*Requirement:* Exactly reproduce the entries, dropping any pictures from your copy.

*Records for the exercise:*

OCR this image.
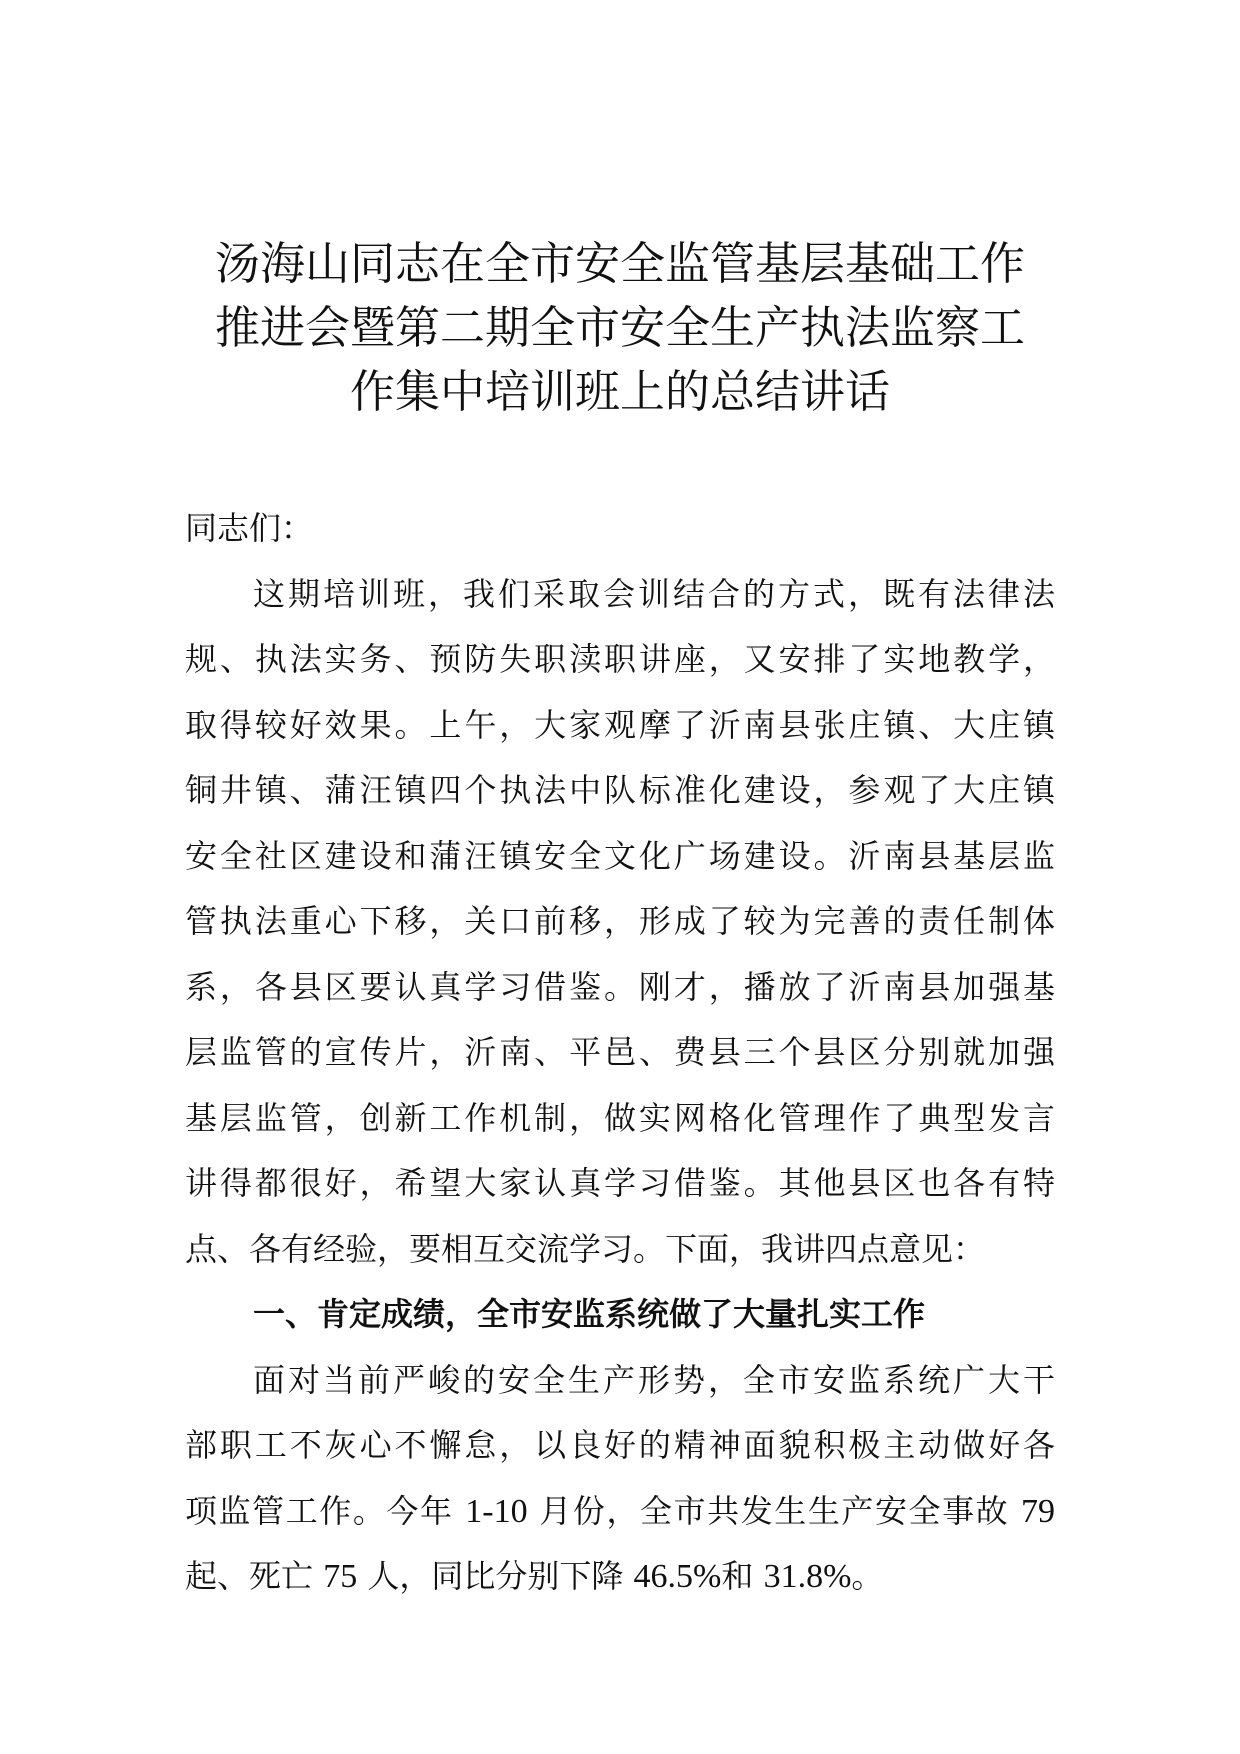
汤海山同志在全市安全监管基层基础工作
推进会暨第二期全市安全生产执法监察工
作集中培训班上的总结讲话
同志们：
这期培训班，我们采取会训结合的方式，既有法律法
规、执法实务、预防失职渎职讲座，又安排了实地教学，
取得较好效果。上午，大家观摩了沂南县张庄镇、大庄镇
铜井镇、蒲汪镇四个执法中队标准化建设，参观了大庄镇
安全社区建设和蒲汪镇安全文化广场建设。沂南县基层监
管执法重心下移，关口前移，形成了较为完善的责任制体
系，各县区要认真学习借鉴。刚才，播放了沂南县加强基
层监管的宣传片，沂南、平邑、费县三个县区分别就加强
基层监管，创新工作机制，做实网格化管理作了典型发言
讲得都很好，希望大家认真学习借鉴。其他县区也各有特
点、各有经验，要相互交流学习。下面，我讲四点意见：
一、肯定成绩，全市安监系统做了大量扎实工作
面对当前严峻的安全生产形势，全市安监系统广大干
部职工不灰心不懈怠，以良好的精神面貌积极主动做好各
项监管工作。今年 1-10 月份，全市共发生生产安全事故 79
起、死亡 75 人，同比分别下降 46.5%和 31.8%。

*Response to this task:*
OCR this image.
汤海山同志在全市安全监管基层基础工作
推进会暨第二期全市安全生产执法监察工
作集中培训班上的总结讲话
同志们：
这期培训班，我们采取会训结合的方式，既有法律法
规、执法实务、预防失职渎职讲座，又安排了实地教学，
取得较好效果。上午，大家观摩了沂南县张庄镇、大庄镇
铜井镇、蒲汪镇四个执法中队标准化建设，参观了大庄镇
安全社区建设和蒲汪镇安全文化广场建设。沂南县基层监
管执法重心下移，关口前移，形成了较为完善的责任制体
系，各县区要认真学习借鉴。刚才，播放了沂南县加强基
层监管的宣传片，沂南、平邑、费县三个县区分别就加强
基层监管，创新工作机制，做实网格化管理作了典型发言
讲得都很好，希望大家认真学习借鉴。其他县区也各有特
点、各有经验，要相互交流学习。下面，我讲四点意见：
一、肯定成绩，全市安监系统做了大量扎实工作
面对当前严峻的安全生产形势，全市安监系统广大干
部职工不灰心不懈怠，以良好的精神面貌积极主动做好各
项监管工作。今年 1-10 月份，全市共发生生产安全事故 79
起、死亡 75 人，同比分别下降 46.5%和 31.8%。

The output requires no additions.